What is needed: Write out the data below in full, unchanged, minus the images.

Input for this task:
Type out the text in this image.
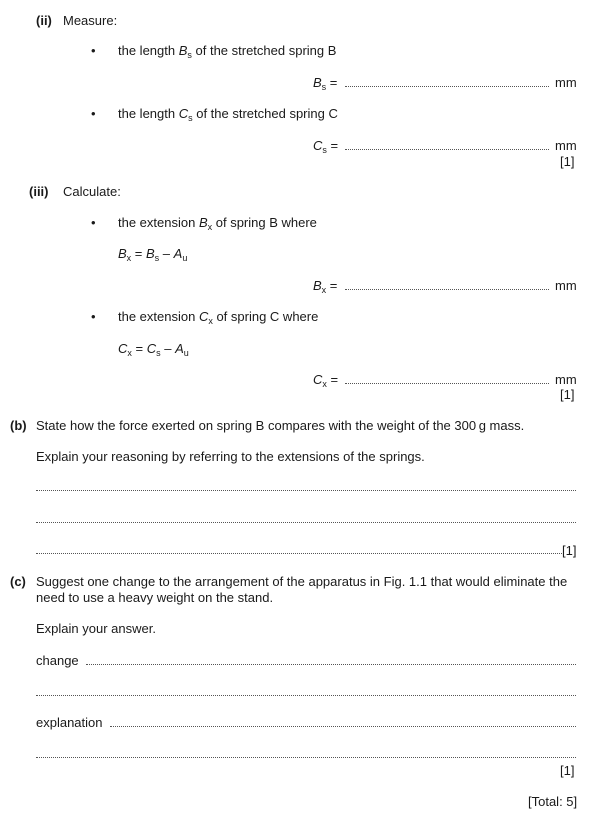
(ii) Measure:
• the length $B_s$ of the stretched spring B
$B_s$ =	mm
• the length $C_s$ of the stretched spring C
$C_s$ =	mm
[1]
(iii) Calculate:
• the extension $B_x$ of spring B where
$B_x = B_s - A_u$
$B_x$ =	mm
• the extension $C_x$ of spring C where
$C_x = C_s - A_u$
$C_x$ =	mm
[1]
(b) State how the force exerted on spring B compares with the weight of the 300 g mass.
Explain your reasoning by referring to the extensions of the springs.
[1]
(c) Suggest one change to the arrangement of the apparatus in Fig. 1.1 that would eliminate the
need to use a heavy weight on the stand.
Explain your answer.
change
explanation
[1]
[Total: 5]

Result of this exercise:
Type out the text in this image.
(ii) Measure:
• the length $B_s$ of the stretched spring B
$B_s$ =	mm
• the length $C_s$ of the stretched spring C
$C_s$ =	mm
[1]
(iii) Calculate:
• the extension $B_x$ of spring B where
$B_x = B_s - A_u$
$B_x$ =	mm
• the extension $C_x$ of spring C where
$C_x = C_s - A_u$
$C_x$ =	mm
[1]
(b) State how the force exerted on spring B compares with the weight of the 300 g mass.
Explain your reasoning by referring to the extensions of the springs.
[1]
(c) Suggest one change to the arrangement of the apparatus in Fig. 1.1 that would eliminate the
need to use a heavy weight on the stand.
Explain your answer.
change
explanation
[1]
[Total: 5]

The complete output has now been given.